[BEGIN]

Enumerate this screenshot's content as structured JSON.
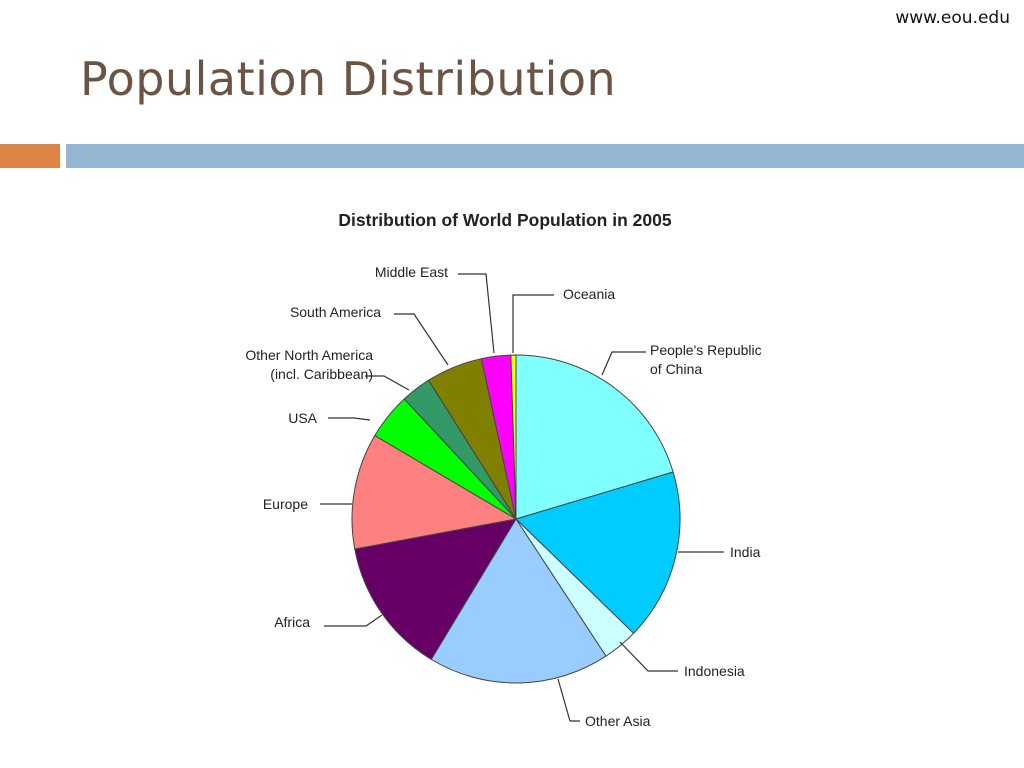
{
  "header": {
    "site_url": "www.eou.edu",
    "title": "Population Distribution"
  },
  "colors": {
    "title": "#6b5443",
    "accent_bar": "#dd8447",
    "main_bar": "#94b6d2"
  },
  "chart_data": {
    "type": "pie",
    "title": "Distribution of World Population in 2005",
    "unit": "percent",
    "slices": [
      {
        "label": "People's Republic of China",
        "lines": [
          "People's Republic",
          "of China"
        ],
        "value": 20.5,
        "color": "#80ffff"
      },
      {
        "label": "India",
        "lines": [
          "India"
        ],
        "value": 17.0,
        "color": "#00ccff"
      },
      {
        "label": "Indonesia",
        "lines": [
          "Indonesia"
        ],
        "value": 3.5,
        "color": "#ccffff"
      },
      {
        "label": "Other Asia",
        "lines": [
          "Other Asia"
        ],
        "value": 18.0,
        "color": "#99ccff"
      },
      {
        "label": "Africa",
        "lines": [
          "Africa"
        ],
        "value": 13.5,
        "color": "#660066"
      },
      {
        "label": "Europe",
        "lines": [
          "Europe"
        ],
        "value": 11.5,
        "color": "#ff8080"
      },
      {
        "label": "USA",
        "lines": [
          "USA"
        ],
        "value": 4.6,
        "color": "#00ff00"
      },
      {
        "label": "Other North America (incl. Caribbean)",
        "lines": [
          "Other North America",
          "(incl. Caribbean)"
        ],
        "value": 3.0,
        "color": "#339966"
      },
      {
        "label": "South America",
        "lines": [
          "South America"
        ],
        "value": 5.6,
        "color": "#808000"
      },
      {
        "label": "Middle East",
        "lines": [
          "Middle East"
        ],
        "value": 2.9,
        "color": "#ff00ff"
      },
      {
        "label": "Oceania",
        "lines": [
          "Oceania"
        ],
        "value": 0.5,
        "color": "#ffff00"
      }
    ]
  }
}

[END]

▶ **The problem**: Retype each line of the listing above word for word. Exclude the pictures.

▶ **Output**:
Enumerate this screenshot's content as structured JSON.
{
  "header": {
    "site_url": "www.eou.edu",
    "title": "Population Distribution"
  },
  "colors": {
    "title": "#6b5443",
    "accent_bar": "#dd8447",
    "main_bar": "#94b6d2"
  },
  "chart_data": {
    "type": "pie",
    "title": "Distribution of World Population in 2005",
    "unit": "percent",
    "slices": [
      {
        "label": "People's Republic of China",
        "lines": [
          "People's Republic",
          "of China"
        ],
        "value": 20.5,
        "color": "#80ffff"
      },
      {
        "label": "India",
        "lines": [
          "India"
        ],
        "value": 17.0,
        "color": "#00ccff"
      },
      {
        "label": "Indonesia",
        "lines": [
          "Indonesia"
        ],
        "value": 3.5,
        "color": "#ccffff"
      },
      {
        "label": "Other Asia",
        "lines": [
          "Other Asia"
        ],
        "value": 18.0,
        "color": "#99ccff"
      },
      {
        "label": "Africa",
        "lines": [
          "Africa"
        ],
        "value": 13.5,
        "color": "#660066"
      },
      {
        "label": "Europe",
        "lines": [
          "Europe"
        ],
        "value": 11.5,
        "color": "#ff8080"
      },
      {
        "label": "USA",
        "lines": [
          "USA"
        ],
        "value": 4.6,
        "color": "#00ff00"
      },
      {
        "label": "Other North America (incl. Caribbean)",
        "lines": [
          "Other North America",
          "(incl. Caribbean)"
        ],
        "value": 3.0,
        "color": "#339966"
      },
      {
        "label": "South America",
        "lines": [
          "South America"
        ],
        "value": 5.6,
        "color": "#808000"
      },
      {
        "label": "Middle East",
        "lines": [
          "Middle East"
        ],
        "value": 2.9,
        "color": "#ff00ff"
      },
      {
        "label": "Oceania",
        "lines": [
          "Oceania"
        ],
        "value": 0.5,
        "color": "#ffff00"
      }
    ]
  }
}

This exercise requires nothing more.